*AIM OF THE EXERCISE*. Count how many lines mention the word "গছসহ". Write that number alone.

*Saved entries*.
★ ★ ★ ★

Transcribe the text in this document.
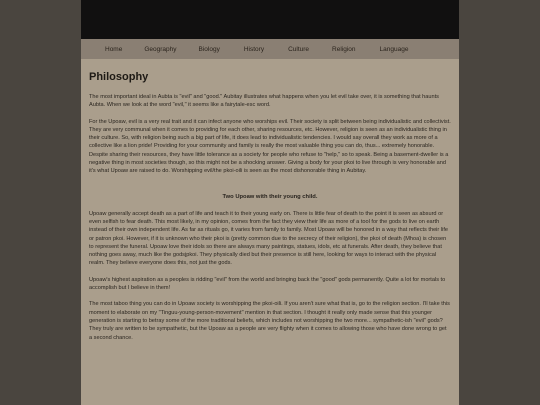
Home	Geography	Biology	History	Culture	Religion	Language
Philosophy

The most important ideal in Aubta is "evil" and "good." Aubitay illustrates what happens when you let evil take over, it is something that haunts Aubta. When we look at the word "evil," it seems like a fairytale-esc word.

For the Upoaw, evil is a very real trait and it can infect anyone who worships evil. Their society is split between being individualistic and collectivist. They are very communal when it comes to providing for each other, sharing resources, etc. However, religion is seen as an individualistic thing in their culture. So, with religion being such a big part of life, it does lead to individualistic tendencies. I would say overall they work as more of a collective like a lion pride! Providing for your community and family is really the most valuable thing you can do, thus... extremely honorable. Despite sharing their resources, they have little tolerance as a society for people who refuse to "help," so to speak. Being a basement-dweller is a negative thing in most societies though, so this might not be a shocking answer. Giving a body for your pkoi to live through is very honorable and it's what Upoaw are raised to do. Worshipping evil/the pkoi-oili is seen as the most dishonorable thing in Aubitay.

Two Upoaw with their young child.

Upoaw generally accept death as a part of life and teach it to their young early on. There is little fear of death to the point it is seen as absurd or even selfish to fear death. This most likely, in my opinion, comes from the fact they view their life as more of a tool for the gods to live on earth instead of their own independent life. As far as rituals go, it varies from family to family. Most Upoaw will be honored in a way that reflects their life or patron pkoi. However, if it is unknown who their pkoi is (pretty common due to the secrecy of their religion), the pkoi of death (Mhoa) is chosen to represent the funeral. Upoaw love their idols so there are always many paintings, statues, idols, etc at funerals. After death, they believe that nothing goes away, much like the godsjpkoi. They physically died but their presence is still here, looking for ways to interact with the physical realm. They believe everyone does this, not just the gods.

Upoaw's highest aspiration as a peoples is ridding "evil" from the world and bringing back the "good" gods permanently. Quite a lot for mortals to accomplish but I believe in them!

The most taboo thing you can do in Upoaw society is worshipping the pkoi-oili. If you aren't sure what that is, go to the religion section. I'll take this moment to elaborate on my "Tinguu-young-person-movement" mention in that section. I thought it really only made sense that this younger generation is starting to betray some of the more traditional beliefs, which includes not worshipping the two more... sympathetic-ish "evil" gods? They truly are written to be sympathetic, but the Upoaw as a people are very flighty when it comes to allowing those who have done wrong to get a second chance.
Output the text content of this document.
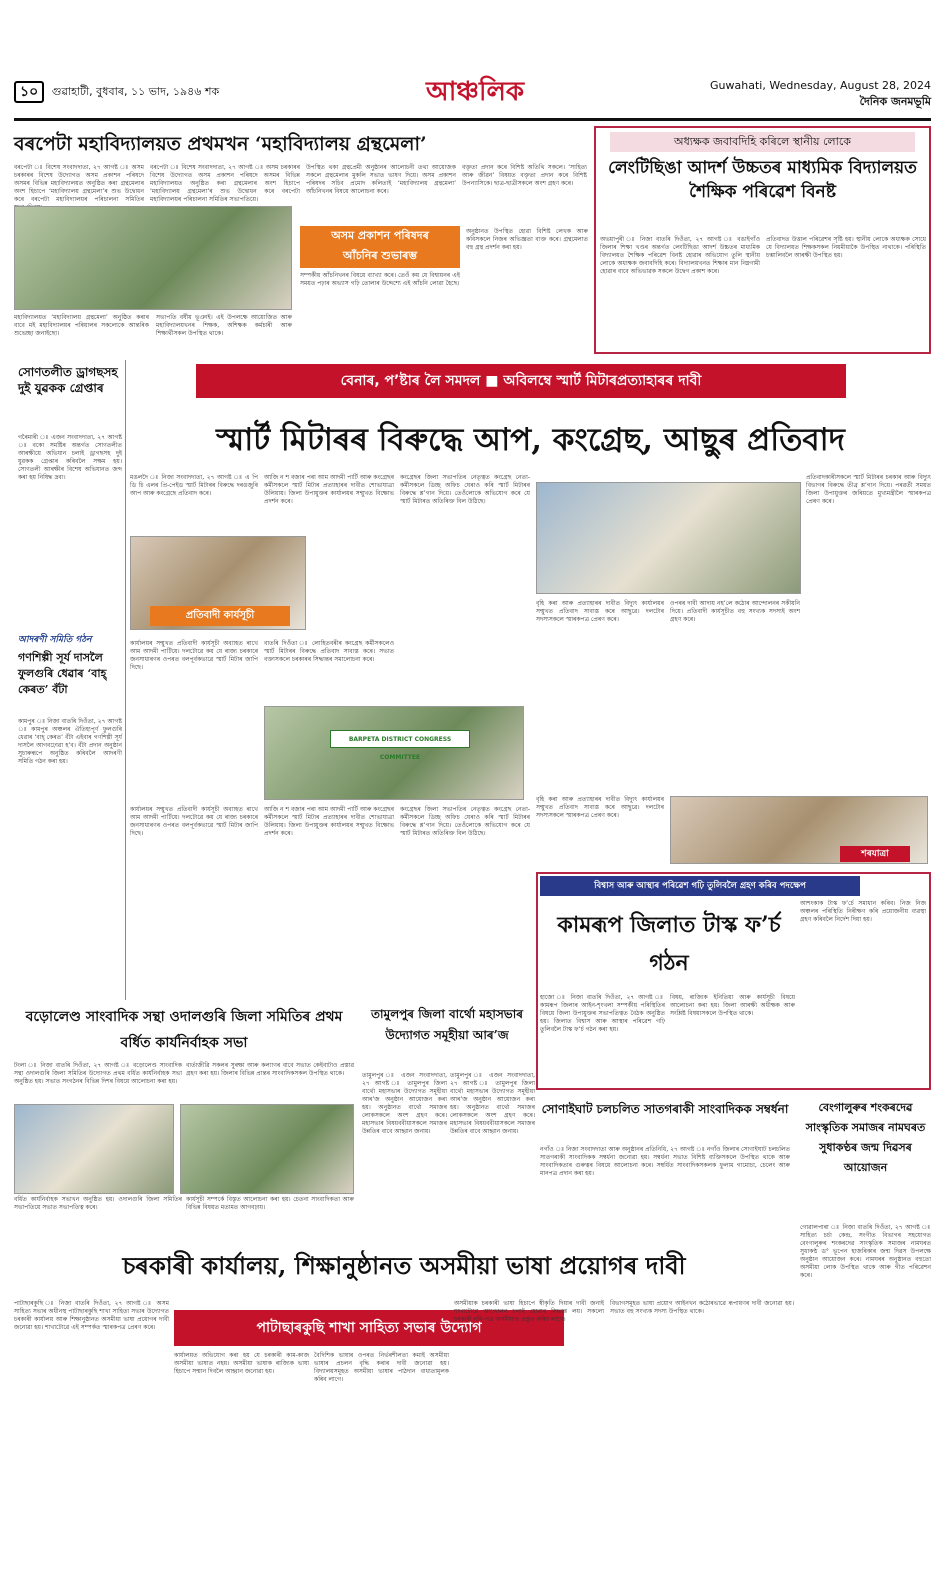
১০ গুৱাহাটী, বুধবাৰ, ১১ ভাদ, ১৯৪৬ শক	আঞ্চলিক	Guwahati, Wednesday, August 28, 2024
দৈনিক জনমভূমি
বৰপেটা মহাবিদ্যালয়ত প্ৰথমখন ‘মহাবিদ্যালয় গ্ৰন্থমেলা’
বৰপেটা ঃ বিশেষ সংবাদদাতা, ২৭ আগষ্ট ঃ অসম চৰকাৰৰ বিশেষ উদ্যোগত অসম প্ৰকাশন পৰিষদে অসমৰ বিভিন্ন মহাবিদ্যালয়ত অনুষ্ঠিত কৰা গ্ৰন্থমেলাৰ অংশ হিচাপে ‘মহাবিদ্যালয় গ্ৰন্থমেলা’ৰ শুভ উদ্বোধন কৰে বৰপেটা মহাবিদ্যালয়ৰ পৰিচালনা সমিতিৰ
বৰপেটা ঃ বিশেষ সংবাদদাতা, ২৭ আগষ্ট ঃ অসম চৰকাৰৰ বিশেষ উদ্যোগত অসম প্ৰকাশন পৰিষদে অসমৰ বিভিন্ন মহাবিদ্যালয়ত অনুষ্ঠিত কৰা গ্ৰন্থমেলাৰ অংশ হিচাপে ‘মহাবিদ্যালয় গ্ৰন্থমেলা’ৰ শুভ উদ্বোধন কৰে বৰপেটা মহাবিদ্যালয়ৰ পৰিচালনা সমিতিৰ সভাপতিয়ে।
উপস্থিত থকা গ্ৰন্থপ্ৰেমী অনুষ্ঠানৰ আলোচনী তথা আয়োজক সকলে গ্ৰন্থমেলাৰ মুকলি সভাত ভাষণ দিয়ে। অসম প্ৰকাশন পৰিষদৰ সচিব প্ৰমোদ কলিতাই ‘মহাবিদ্যালয় গ্ৰন্থমেলা’ আঁচনিখনৰ বিষয়ে আলোচনা কৰে।
বক্তৃতা প্ৰদান কৰে বিশিষ্ট অতিথি সকলে। ‘সাহিত্য আৰু জীৱন’ বিষয়ত বক্তৃতা প্ৰদান কৰে বিশিষ্ট উপন্যাসিকে। ছাত্ৰ-ছাত্ৰীসকলে অংশ গ্ৰহণ কৰে।
মহাবিদ্যালয়ত ‘মহাবিদ্যালয় গ্ৰন্থমেলা’ অনুষ্ঠিত কৰাৰ বাবে মই মহাবিদ্যালয়ৰ পৰিয়ালৰ সকলোকে আন্তৰিক শুভেচ্ছা জনাইছো।
সভাপতি বৰ্ষীয় ভূঞাই। এই উপলক্ষে আয়োজিত আৰু মহাবিদ্যালয়খনৰ শিক্ষক, অশিক্ষক কৰ্মচাৰী আৰু শিক্ষাৰ্থীসকল উপস্থিত থাকে।
অসম প্ৰকাশন পৰিষদৰ
আঁচনিৰ শুভাৰম্ভ
সম্পৰ্কীয় আঁচনিখনৰ বিষয়ে ব্যাখ্যা কৰে। তেওঁ কয় যে বিশ্বায়নৰ এই সময়ত পঢ়াৰ অভ্যাস গঢ়ি তোলাৰ উদ্দেশ্যে এই আঁচনি লোৱা হৈছে।
অনুষ্ঠানত উপস্থিত হোৱা বিশিষ্ট লেখক আৰু কবিসকলে নিজৰ অভিজ্ঞতা ব্যক্ত কৰে। গ্ৰন্থমেলাত বহু গ্ৰন্থ প্ৰদৰ্শন কৰা হয়।
অধ্যক্ষক জবাবদিহি কৰিলে স্থানীয় লোকে
লেংটিছিঙা আদৰ্শ উচ্চতৰ মাধ্যমিক বিদ্যালয়ত শৈক্ষিক পৰিৱেশ বিনষ্ট
অভয়াপুৰী ঃ নিজা বাতৰি দিওঁতা, ২৭ আগষ্ট ঃ বঙাইগাঁও জিলাৰ শিক্ষা খণ্ডৰ অন্তৰ্গত লেংটিছিঙা আদৰ্শ উচ্চতৰ মাধ্যমিক বিদ্যালয়ত শৈক্ষিক পৰিৱেশ বিনষ্ট হোৱাৰ অভিযোগ তুলি স্থানীয় লোকে অধ্যক্ষক জবাবদিহি কৰে। বিদ্যালয়খনত শিক্ষাৰ মান নিম্নগামী হোৱাৰ বাবে অভিভাৱক সকলে উদ্বেগ প্ৰকাশ কৰে।
প্ৰতিবাদত উত্তাল পৰিৱেশৰ সৃষ্টি হয়। স্থানীয় লোকে অধ্যক্ষক সোধে যে বিদ্যালয়ত শিক্ষকসকল নিয়মীয়াকৈ উপস্থিত নাথাকে। পৰিস্থিতি চম্ভালিবলৈ আৰক্ষী উপস্থিত হয়।
সোণতলীত ড্ৰাগছসহ দুই যুৱকক গ্ৰেপ্তাৰ
গৰৈমাৰী ঃ এজন সংবাদদাতা, ২৭ আগষ্ট ঃ বকো সমষ্টিৰ অন্তৰ্গত সোণতলীত আৰক্ষীয়ে অভিযান চলাই ড্ৰাগছসহ দুই যুৱকক গ্ৰেপ্তাৰ কৰিবলৈ সক্ষম হয়। সোণতলী আৰক্ষীৰ বিশেষ অভিযানত জব্দ কৰা হয় নিষিদ্ধ দ্ৰব্য।
আদৰণী সমিতি গঠন
গণশিল্পী সূৰ্য দাসলৈ ফুলগুৰি ধেৱাৰ ‘বাহ্ কেৰত’ বঁটা
কামপুৰ ঃ নিজা বাতৰি দিওঁতা, ২৭ আগষ্ট ঃ কামপুৰ অঞ্চলৰ ঐতিহ্যপূৰ্ণ ফুলগুৰি ধেৱাৰ ‘বাহ্ কেৰত’ বঁটা এইবাৰ গণশিল্পী সূৰ্য দাসলৈ আগবঢ়োৱা হ’ব। বঁটা প্ৰদান অনুষ্ঠান সুচাৰুৰূপে অনুষ্ঠিত কৰিবলৈ আদৰণী সমিতি গঠন কৰা হয়।
বেনাৰ, প’ষ্টাৰ লৈ সমদল ■ অবিলম্বে স্মাৰ্ট মিটাৰপ্ৰত্যাহাৰৰ দাবী
স্মাৰ্ট মিটাৰৰ বিৰুদ্ধে আপ, কংগ্ৰেছ, আছুৰ প্ৰতিবাদ
মঙলদৈ ঃ নিজা সংবাদদাতা, ২৭ আগষ্ট ঃ এ পি ডি চি এলৰ প্ৰি-পেইড স্মাৰ্ট মিটাৰৰ বিৰুদ্ধে দৰঙজুৰি আপ আৰু কংগ্ৰেছে প্ৰতিবাদ কৰে।
আজি ন শ বজাৰ পৰা আম আদমী পাৰ্টি আৰু কংগ্ৰেছৰ কৰ্মীসকলে স্মাৰ্ট মিটাৰ প্ৰত্যাহাৰৰ দাবীত শোভাযাত্ৰা উলিয়ায়। জিলা উপায়ুক্তৰ কাৰ্যালয়ৰ সন্মুখত বিক্ষোভ প্ৰদৰ্শন কৰে।
প্ৰতিবাদী কাৰ্যসূচী
কংগ্ৰেছৰ জিলা সভাপতিৰ নেতৃত্বত কংগ্ৰেছ নেতা-কৰ্মীসকলে ডিচ্ছ অফিচ ঘেৰাও কৰি স্মাৰ্ট মিটাৰৰ বিৰুদ্ধে শ্ল’গান দিয়ে। তেওঁলোকে অভিযোগ কৰে যে স্মাৰ্ট মিটাৰত অতিৰিক্ত বিল উঠিছে।
কাৰ্যালয়ৰ সন্মুখত প্ৰতিবাদী কাৰ্যসূচী অব্যাহত ৰাখে আম আদমী পাৰ্টিয়ে। দলটোৱে কয় যে ৰাজ্য চৰকাৰে জনসাধাৰণৰ ওপৰত বলপূৰ্বকভাৱে স্মাৰ্ট মিটাৰ জাপি দিছে।
বাতৰি দিওঁতা ঃ লোহিতবৰীৰ কংগ্ৰেছ কৰ্মীসকলেও স্মাৰ্ট মিটাৰৰ বিৰুদ্ধে প্ৰতিবাদ সাব্যস্ত কৰে। সভাত বক্তাসকলে চৰকাৰৰ সিদ্ধান্তৰ সমালোচনা কৰে।
BARPETA DISTRICT CONGRESS COMMITTEE
কাৰ্যালয়ৰ সন্মুখত প্ৰতিবাদী কাৰ্যসূচী অব্যাহত ৰাখে আম আদমী পাৰ্টিয়ে। দলটোৱে কয় যে ৰাজ্য চৰকাৰে জনসাধাৰণৰ ওপৰত বলপূৰ্বকভাৱে স্মাৰ্ট মিটাৰ জাপি দিছে।
আজি ন শ বজাৰ পৰা আম আদমী পাৰ্টি আৰু কংগ্ৰেছৰ কৰ্মীসকলে স্মাৰ্ট মিটাৰ প্ৰত্যাহাৰৰ দাবীত শোভাযাত্ৰা উলিয়ায়। জিলা উপায়ুক্তৰ কাৰ্যালয়ৰ সন্মুখত বিক্ষোভ প্ৰদৰ্শন কৰে।
কংগ্ৰেছৰ জিলা সভাপতিৰ নেতৃত্বত কংগ্ৰেছ নেতা-কৰ্মীসকলে ডিচ্ছ অফিচ ঘেৰাও কৰি স্মাৰ্ট মিটাৰৰ বিৰুদ্ধে শ্ল’গান দিয়ে। তেওঁলোকে অভিযোগ কৰে যে স্মাৰ্ট মিটাৰত অতিৰিক্ত বিল উঠিছে।
প্ৰতিবাদকাৰীসকলে স্মাৰ্ট মিটাৰৰ চৰকাৰ আৰু বিদ্যুৎ বিভাগৰ বিৰুদ্ধে তীব্ৰ শ্ল’গান দিয়ে। পৰৱৰ্তী সময়ত জিলা উপায়ুক্তৰ জৰিয়তে মুখ্যমন্ত্ৰীলৈ স্মাৰকপত্ৰ প্ৰেৰণ কৰে।
বৃহি কৰা আৰু প্ৰত্যাহাৰৰ দাবীত বিদ্যুৎ কাৰ্যালয়ৰ সন্মুখত প্ৰতিবাদ সাব্যস্ত কৰে আছুৱে। দলটোৰ সদস্যসকলে স্মাৰকপত্ৰ প্ৰেৰণ কৰে।
ওপৰৰ দাবী আদায় নহ’লে কঠোৰ আন্দোলনৰ সকীয়নি দিয়ে। প্ৰতিবাদী কাৰ্যসূচীত বহু সংখ্যক সদস্যই অংশ গ্ৰহণ কৰে।
শৰযাত্ৰা
বৃহি কৰা আৰু প্ৰত্যাহাৰৰ দাবীত বিদ্যুৎ কাৰ্যালয়ৰ সন্মুখত প্ৰতিবাদ সাব্যস্ত কৰে আছুৱে। দলটোৰ সদস্যসকলে স্মাৰকপত্ৰ প্ৰেৰণ কৰে।
বিশ্বাস আৰু আস্থাৰ পৰিৱেশ গঢ়ি তুলিবলৈ গ্ৰহণ কৰিব পদক্ষেপ
কামৰূপ জিলাত টাস্ক ফ’ৰ্চ গঠন
হাজো ঃ নিজা বাতৰি দিওঁতা, ২৭ আগষ্ট ঃ কামৰূপ জিলাৰ আইন-শৃংখলা সম্পৰ্কীয় পৰিস্থিতিৰ বিষয়ে জিলা উপায়ুক্তৰ সভাপতিত্বত বৈঠক অনুষ্ঠিত হয়। জিলাত বিশ্বাস আৰু আস্থাৰ পৰিৱেশ গঢ়ি তুলিবলৈ টাস্ক ফ’ৰ্চ গঠন কৰা হয়।
বিষয়, ৰাজ্যিক ইনিতিয়া আৰু কাৰ্যসূচী বিষয়ে আলোচনা কৰা হয়। জিলা আৰক্ষী অধীক্ষক আৰু সংশ্লিষ্ট বিষয়াসকলে উপস্থিত থাকে।
আশংকাক টাস্ক ফ’ৰ্চে সমাধান কৰিব। নিজ নিজ অঞ্চলৰ পৰিস্থিতি নিৰীক্ষণ কৰি প্ৰয়োজনীয় ব্যৱস্থা গ্ৰহণ কৰিবলৈ নিৰ্দেশ দিয়া হয়।
বড়োলেণ্ড সাংবাদিক সন্থা ওদালগুৰি জিলা সমিতিৰ প্ৰথম বৰ্ধিত কাৰ্যনিৰ্বাহক সভা
টংলা ঃ নিজা বাতৰি দিওঁতা, ২৭ আগষ্ট ঃ বড়োলেণ্ড সাংবাদিক সন্থা ওদালগুৰি জিলা সমিতিৰ উদ্যোগত প্ৰথম বৰ্ধিত কাৰ্যনিৰ্বাহক সভা অনুষ্ঠিত হয়। সভাত সংগঠনৰ বিভিন্ন দিশৰ বিষয়ে আলোচনা কৰা হয়।
বাৰ্তাজীৱি সকলৰ সুৰক্ষা আৰু কল্যাণৰ বাবে সভাত কেইবাটাও প্ৰস্তাৱ গ্ৰহণ কৰা হয়। জিলাৰ বিভিন্ন প্ৰান্তৰ সাংবাদিকসকল উপস্থিত থাকে।
বৰ্ধিত কাৰ্যনিৰ্বাহক সভাখন অনুষ্ঠিত হয়। ওদালগুৰি জিলা সমিতিৰ সভাপতিয়ে সভাত সভাপতিত্ব কৰে।
কাৰ্যসূচী সম্পৰ্কে বিস্তৃত আলোচনা কৰা হয়। চেতনা সাংবাদিকতা আৰু বিভিন্ন বিষয়ত মতামত আগবঢ়ায়।
তামুলপুৰ জিলা বাৰ্থো মহাসভাৰ উদ্যোগত সমূহীয়া আৰ’জ
তামুলপুৰ ঃ এজন সংবাদদাতা, ২৭ আগষ্ট ঃ তামুলপুৰ জিলা বাৰ্থো মহাসভাৰ উদ্যোগত সমূহীয়া আৰ’জ অনুষ্ঠান আয়োজন কৰা হয়। অনুষ্ঠানত বাৰ্থো সমাজৰ লোকসকলে অংশ গ্ৰহণ কৰে। মহাসভাৰ বিষয়ববীয়াসকলে সমাজৰ উন্নতিৰ বাবে আহ্বান জনায়।
তামুলপুৰ ঃ এজন সংবাদদাতা, ২৭ আগষ্ট ঃ তামুলপুৰ জিলা বাৰ্থো মহাসভাৰ উদ্যোগত সমূহীয়া আৰ’জ অনুষ্ঠান আয়োজন কৰা হয়। অনুষ্ঠানত বাৰ্থো সমাজৰ লোকসকলে অংশ গ্ৰহণ কৰে। মহাসভাৰ বিষয়ববীয়াসকলে সমাজৰ উন্নতিৰ বাবে আহ্বান জনায়।
সোণাইঘাট চলচলিত সাতগৰাকী সাংবাদিকক সম্বৰ্ধনা
নগাঁও ঃ নিজা সংবাদদাতা আৰু অনুষ্ঠানৰ প্ৰতিনিধি, ২৭ আগষ্ট ঃ নগাঁও জিলাৰ সোণাইঘাট চলচলিত সাতগৰাকী সাংবাদিকক সম্বৰ্ধনা জনোৱা হয়। সম্বৰ্ধনা সভাত বিশিষ্ট ব্যক্তিসকলে উপস্থিত থাকে আৰু সাংবাদিকতাৰ গুৰুত্বৰ বিষয়ে আলোচনা কৰে। সম্বৰ্ধিত সাংবাদিকসকলক ফুলাম গামোচা, চেলেং আৰু মানপত্ৰ প্ৰদান কৰা হয়।
বেংগালুৰুৰ শংকৰদেৱ সাংস্কৃতিক সমাজৰ নামঘৰত সুধাকণ্ঠৰ জন্ম দিৱসৰ আয়োজন
গোৱালপাৰা ঃ নিজা বাতৰি দিওঁতা, ২৭ আগষ্ট ঃ সাহিত্য চৰ্চা কেন্দ্ৰ, সংগীত বিভাগৰ সহযোগত বেংগালুৰুৰ শংকৰদেৱ সাংস্কৃতিক সমাজৰ নামঘৰত সুধাকণ্ঠ ড° ভূপেন হাজৰিকাৰ জন্ম দিৱস উপলক্ষে অনুষ্ঠান আয়োজন কৰে। নামঘৰৰ অনুষ্ঠানত বহুতো অসমীয়া লোক উপস্থিত থাকে আৰু গীত পৰিৱেশন কৰে।
চৰকাৰী কাৰ্যালয়, শিক্ষানুষ্ঠানত অসমীয়া ভাষা প্ৰয়োগৰ দাবী
পাটাছাৰকুছি শাখা সাহিত্য সভাৰ উদ্যোগ
পাটাছাৰকুছি ঃ নিজা বাতৰি দিওঁতা, ২৭ আগষ্ট ঃ অসম সাহিত্য সভাৰ অধীনস্থ পাটাছাৰকুছি শাখা সাহিত্য সভাৰ উদ্যোগত চৰকাৰী কাৰ্যালয় আৰু শিক্ষানুষ্ঠানত অসমীয়া ভাষা প্ৰয়োগৰ দাবী জনোৱা হয়। শাখাটোৱে এই সম্পৰ্কত স্মাৰকপত্ৰ প্ৰেৰণ কৰে।
কাৰ্যালয়ত অভিযোগ কৰা হয় যে চৰকাৰী কাম-কাজ অসমীয়া ভাষাত নহয়। অসমীয়া ভাষাক ৰাজ্যিক ভাষা হিচাপে সন্মান দিবলৈ আহ্বান জনোৱা হয়।
বৈদিশিক ভাষাৰ ওপৰত নিৰ্ভৰশীলতা কমাই অসমীয়া ভাষাৰ প্ৰচলন বৃদ্ধি কৰাৰ দাবী জনোৱা হয়। বিদ্যালয়সমূহত অসমীয়া ভাষাৰ পাঠদান বাধ্যতামূলক কৰিব লাগে।
অসমীয়াক চৰকাৰী ভাষা হিচাপে স্বীকৃতি দিয়াৰ দাবী জনাই শাখাটোৱে আন্দোলন চলাই যোৱাৰ সিদ্ধান্ত লয়। সকলো চৰকাৰী নথি-পত্ৰ অসমীয়াত প্ৰস্তুত কৰিব লাগে।
বিভাগসমূহত ভাষা প্ৰয়োগ আইনখন কঠোৰভাৱে ৰূপায়ণৰ দাবী জনোৱা হয়। সভাত বহু সংখ্যক সদস্য উপস্থিত থাকে।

★ ★ ★ ★

*WORKED SOLUTION*. 2